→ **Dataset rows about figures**
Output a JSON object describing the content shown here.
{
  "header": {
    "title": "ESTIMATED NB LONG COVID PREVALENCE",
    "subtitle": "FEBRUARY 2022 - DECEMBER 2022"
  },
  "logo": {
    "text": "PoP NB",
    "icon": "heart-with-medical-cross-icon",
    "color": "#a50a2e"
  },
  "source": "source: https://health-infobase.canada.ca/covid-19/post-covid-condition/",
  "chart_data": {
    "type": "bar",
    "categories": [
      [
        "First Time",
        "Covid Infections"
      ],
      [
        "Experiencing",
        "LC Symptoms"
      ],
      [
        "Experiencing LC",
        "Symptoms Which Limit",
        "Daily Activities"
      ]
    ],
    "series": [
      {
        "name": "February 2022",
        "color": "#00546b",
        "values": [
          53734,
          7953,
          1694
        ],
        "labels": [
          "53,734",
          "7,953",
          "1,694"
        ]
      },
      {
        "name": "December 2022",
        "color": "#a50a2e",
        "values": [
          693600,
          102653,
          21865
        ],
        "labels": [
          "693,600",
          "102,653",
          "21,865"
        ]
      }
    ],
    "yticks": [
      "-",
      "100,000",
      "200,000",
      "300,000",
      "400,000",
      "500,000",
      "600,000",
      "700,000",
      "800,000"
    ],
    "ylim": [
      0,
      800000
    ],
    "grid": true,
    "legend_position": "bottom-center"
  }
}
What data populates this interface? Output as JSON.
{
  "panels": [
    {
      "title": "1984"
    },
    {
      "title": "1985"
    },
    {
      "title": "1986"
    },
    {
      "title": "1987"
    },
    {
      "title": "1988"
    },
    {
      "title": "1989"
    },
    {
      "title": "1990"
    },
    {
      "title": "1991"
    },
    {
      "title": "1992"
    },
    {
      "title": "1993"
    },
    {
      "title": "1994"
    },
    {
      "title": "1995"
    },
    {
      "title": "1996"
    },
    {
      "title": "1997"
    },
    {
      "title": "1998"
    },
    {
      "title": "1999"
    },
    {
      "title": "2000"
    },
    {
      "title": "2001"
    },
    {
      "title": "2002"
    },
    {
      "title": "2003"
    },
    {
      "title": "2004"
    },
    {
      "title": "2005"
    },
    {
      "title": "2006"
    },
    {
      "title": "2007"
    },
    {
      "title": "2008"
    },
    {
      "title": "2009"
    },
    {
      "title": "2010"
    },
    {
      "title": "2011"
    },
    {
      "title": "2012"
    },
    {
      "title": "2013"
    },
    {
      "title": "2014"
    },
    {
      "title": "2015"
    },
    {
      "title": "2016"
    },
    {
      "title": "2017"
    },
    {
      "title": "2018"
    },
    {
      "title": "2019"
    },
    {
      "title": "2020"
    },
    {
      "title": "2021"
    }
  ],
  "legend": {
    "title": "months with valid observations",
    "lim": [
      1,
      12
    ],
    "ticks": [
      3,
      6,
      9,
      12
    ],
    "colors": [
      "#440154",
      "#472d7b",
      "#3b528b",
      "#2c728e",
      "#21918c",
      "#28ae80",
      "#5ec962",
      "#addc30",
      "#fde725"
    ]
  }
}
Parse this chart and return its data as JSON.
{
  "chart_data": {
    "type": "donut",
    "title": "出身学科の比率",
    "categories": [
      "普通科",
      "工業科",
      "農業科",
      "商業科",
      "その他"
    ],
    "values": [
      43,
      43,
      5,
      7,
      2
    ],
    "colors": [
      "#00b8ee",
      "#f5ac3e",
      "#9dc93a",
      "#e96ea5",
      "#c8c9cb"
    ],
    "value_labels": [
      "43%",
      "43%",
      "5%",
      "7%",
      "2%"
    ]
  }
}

→ **Goal of the exercise**
Reproduce every line of the material above exactly.

→ **Full answer**
Output a JSON object describing the content shown here.
{
  "header": {
    "title": "ESTIMATED NB LONG COVID PREVALENCE",
    "subtitle": "FEBRUARY 2022 - DECEMBER 2022"
  },
  "logo": {
    "text": "PoP NB",
    "icon": "heart-with-medical-cross-icon",
    "color": "#a50a2e"
  },
  "source": "source: https://health-infobase.canada.ca/covid-19/post-covid-condition/",
  "chart_data": {
    "type": "bar",
    "categories": [
      [
        "First Time",
        "Covid Infections"
      ],
      [
        "Experiencing",
        "LC Symptoms"
      ],
      [
        "Experiencing LC",
        "Symptoms Which Limit",
        "Daily Activities"
      ]
    ],
    "series": [
      {
        "name": "February 2022",
        "color": "#00546b",
        "values": [
          53734,
          7953,
          1694
        ],
        "labels": [
          "53,734",
          "7,953",
          "1,694"
        ]
      },
      {
        "name": "December 2022",
        "color": "#a50a2e",
        "values": [
          693600,
          102653,
          21865
        ],
        "labels": [
          "693,600",
          "102,653",
          "21,865"
        ]
      }
    ],
    "yticks": [
      "-",
      "100,000",
      "200,000",
      "300,000",
      "400,000",
      "500,000",
      "600,000",
      "700,000",
      "800,000"
    ],
    "ylim": [
      0,
      800000
    ],
    "grid": true,
    "legend_position": "bottom-center"
  }
}
What data populates this interface? Output as JSON.
{
  "panels": [
    {
      "title": "1984"
    },
    {
      "title": "1985"
    },
    {
      "title": "1986"
    },
    {
      "title": "1987"
    },
    {
      "title": "1988"
    },
    {
      "title": "1989"
    },
    {
      "title": "1990"
    },
    {
      "title": "1991"
    },
    {
      "title": "1992"
    },
    {
      "title": "1993"
    },
    {
      "title": "1994"
    },
    {
      "title": "1995"
    },
    {
      "title": "1996"
    },
    {
      "title": "1997"
    },
    {
      "title": "1998"
    },
    {
      "title": "1999"
    },
    {
      "title": "2000"
    },
    {
      "title": "2001"
    },
    {
      "title": "2002"
    },
    {
      "title": "2003"
    },
    {
      "title": "2004"
    },
    {
      "title": "2005"
    },
    {
      "title": "2006"
    },
    {
      "title": "2007"
    },
    {
      "title": "2008"
    },
    {
      "title": "2009"
    },
    {
      "title": "2010"
    },
    {
      "title": "2011"
    },
    {
      "title": "2012"
    },
    {
      "title": "2013"
    },
    {
      "title": "2014"
    },
    {
      "title": "2015"
    },
    {
      "title": "2016"
    },
    {
      "title": "2017"
    },
    {
      "title": "2018"
    },
    {
      "title": "2019"
    },
    {
      "title": "2020"
    },
    {
      "title": "2021"
    }
  ],
  "legend": {
    "title": "months with valid observations",
    "lim": [
      1,
      12
    ],
    "ticks": [
      3,
      6,
      9,
      12
    ],
    "colors": [
      "#440154",
      "#472d7b",
      "#3b528b",
      "#2c728e",
      "#21918c",
      "#28ae80",
      "#5ec962",
      "#addc30",
      "#fde725"
    ]
  }
}
Parse this chart and return its data as JSON.
{
  "chart_data": {
    "type": "donut",
    "title": "出身学科の比率",
    "categories": [
      "普通科",
      "工業科",
      "農業科",
      "商業科",
      "その他"
    ],
    "values": [
      43,
      43,
      5,
      7,
      2
    ],
    "colors": [
      "#00b8ee",
      "#f5ac3e",
      "#9dc93a",
      "#e96ea5",
      "#c8c9cb"
    ],
    "value_labels": [
      "43%",
      "43%",
      "5%",
      "7%",
      "2%"
    ]
  }
}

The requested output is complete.